Task instructions: For the listing below, give the count of lines containing the string "Primary" and nothing else.

Records shown:
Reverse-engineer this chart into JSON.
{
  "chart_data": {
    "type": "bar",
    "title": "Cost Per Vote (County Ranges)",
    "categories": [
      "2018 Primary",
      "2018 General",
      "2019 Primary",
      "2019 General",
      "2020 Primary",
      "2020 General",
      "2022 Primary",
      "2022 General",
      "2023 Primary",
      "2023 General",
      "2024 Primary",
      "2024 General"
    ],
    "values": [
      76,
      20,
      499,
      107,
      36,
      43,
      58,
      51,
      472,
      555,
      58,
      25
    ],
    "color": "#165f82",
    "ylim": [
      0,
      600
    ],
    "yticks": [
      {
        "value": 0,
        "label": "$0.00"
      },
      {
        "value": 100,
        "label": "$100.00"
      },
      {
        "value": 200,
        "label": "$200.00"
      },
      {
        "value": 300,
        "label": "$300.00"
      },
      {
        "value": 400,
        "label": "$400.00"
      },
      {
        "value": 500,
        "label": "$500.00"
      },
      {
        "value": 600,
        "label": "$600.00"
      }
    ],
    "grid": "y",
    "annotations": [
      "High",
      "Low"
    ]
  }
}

Result of this exercise: 6